_Task instructions_
Give the entries again exactly, every one of them.

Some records
»»
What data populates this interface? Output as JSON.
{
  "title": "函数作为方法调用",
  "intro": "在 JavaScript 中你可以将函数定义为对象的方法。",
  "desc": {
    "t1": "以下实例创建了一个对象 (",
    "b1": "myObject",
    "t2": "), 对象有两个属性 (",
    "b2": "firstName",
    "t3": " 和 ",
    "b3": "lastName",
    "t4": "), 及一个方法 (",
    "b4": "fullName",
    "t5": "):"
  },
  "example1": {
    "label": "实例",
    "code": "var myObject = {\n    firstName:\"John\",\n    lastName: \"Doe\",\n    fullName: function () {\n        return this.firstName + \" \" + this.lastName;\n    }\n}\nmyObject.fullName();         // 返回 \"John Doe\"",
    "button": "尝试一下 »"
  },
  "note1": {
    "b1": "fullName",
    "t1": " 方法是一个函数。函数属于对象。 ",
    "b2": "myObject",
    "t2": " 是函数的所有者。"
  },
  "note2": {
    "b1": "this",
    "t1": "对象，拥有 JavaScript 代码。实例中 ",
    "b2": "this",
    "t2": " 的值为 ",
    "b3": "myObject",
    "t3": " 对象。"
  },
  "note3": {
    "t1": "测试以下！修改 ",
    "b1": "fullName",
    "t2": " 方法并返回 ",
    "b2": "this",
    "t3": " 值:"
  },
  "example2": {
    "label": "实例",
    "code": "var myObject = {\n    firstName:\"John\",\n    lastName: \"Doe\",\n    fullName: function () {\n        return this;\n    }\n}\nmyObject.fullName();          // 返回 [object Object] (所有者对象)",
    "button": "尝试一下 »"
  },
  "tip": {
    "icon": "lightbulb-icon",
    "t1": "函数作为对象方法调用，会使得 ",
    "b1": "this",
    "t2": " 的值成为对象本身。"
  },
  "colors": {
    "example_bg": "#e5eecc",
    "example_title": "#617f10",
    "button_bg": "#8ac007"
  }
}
««
_Expected output_
What data populates this interface? Output as JSON.
{
  "title": "函数作为方法调用",
  "intro": "在 JavaScript 中你可以将函数定义为对象的方法。",
  "desc": {
    "t1": "以下实例创建了一个对象 (",
    "b1": "myObject",
    "t2": "), 对象有两个属性 (",
    "b2": "firstName",
    "t3": " 和 ",
    "b3": "lastName",
    "t4": "), 及一个方法 (",
    "b4": "fullName",
    "t5": "):"
  },
  "example1": {
    "label": "实例",
    "code": "var myObject = {\n    firstName:\"John\",\n    lastName: \"Doe\",\n    fullName: function () {\n        return this.firstName + \" \" + this.lastName;\n    }\n}\nmyObject.fullName();         // 返回 \"John Doe\"",
    "button": "尝试一下 »"
  },
  "note1": {
    "b1": "fullName",
    "t1": " 方法是一个函数。函数属于对象。 ",
    "b2": "myObject",
    "t2": " 是函数的所有者。"
  },
  "note2": {
    "b1": "this",
    "t1": "对象，拥有 JavaScript 代码。实例中 ",
    "b2": "this",
    "t2": " 的值为 ",
    "b3": "myObject",
    "t3": " 对象。"
  },
  "note3": {
    "t1": "测试以下！修改 ",
    "b1": "fullName",
    "t2": " 方法并返回 ",
    "b2": "this",
    "t3": " 值:"
  },
  "example2": {
    "label": "实例",
    "code": "var myObject = {\n    firstName:\"John\",\n    lastName: \"Doe\",\n    fullName: function () {\n        return this;\n    }\n}\nmyObject.fullName();          // 返回 [object Object] (所有者对象)",
    "button": "尝试一下 »"
  },
  "tip": {
    "icon": "lightbulb-icon",
    "t1": "函数作为对象方法调用，会使得 ",
    "b1": "this",
    "t2": " 的值成为对象本身。"
  },
  "colors": {
    "example_bg": "#e5eecc",
    "example_title": "#617f10",
    "button_bg": "#8ac007"
  }
}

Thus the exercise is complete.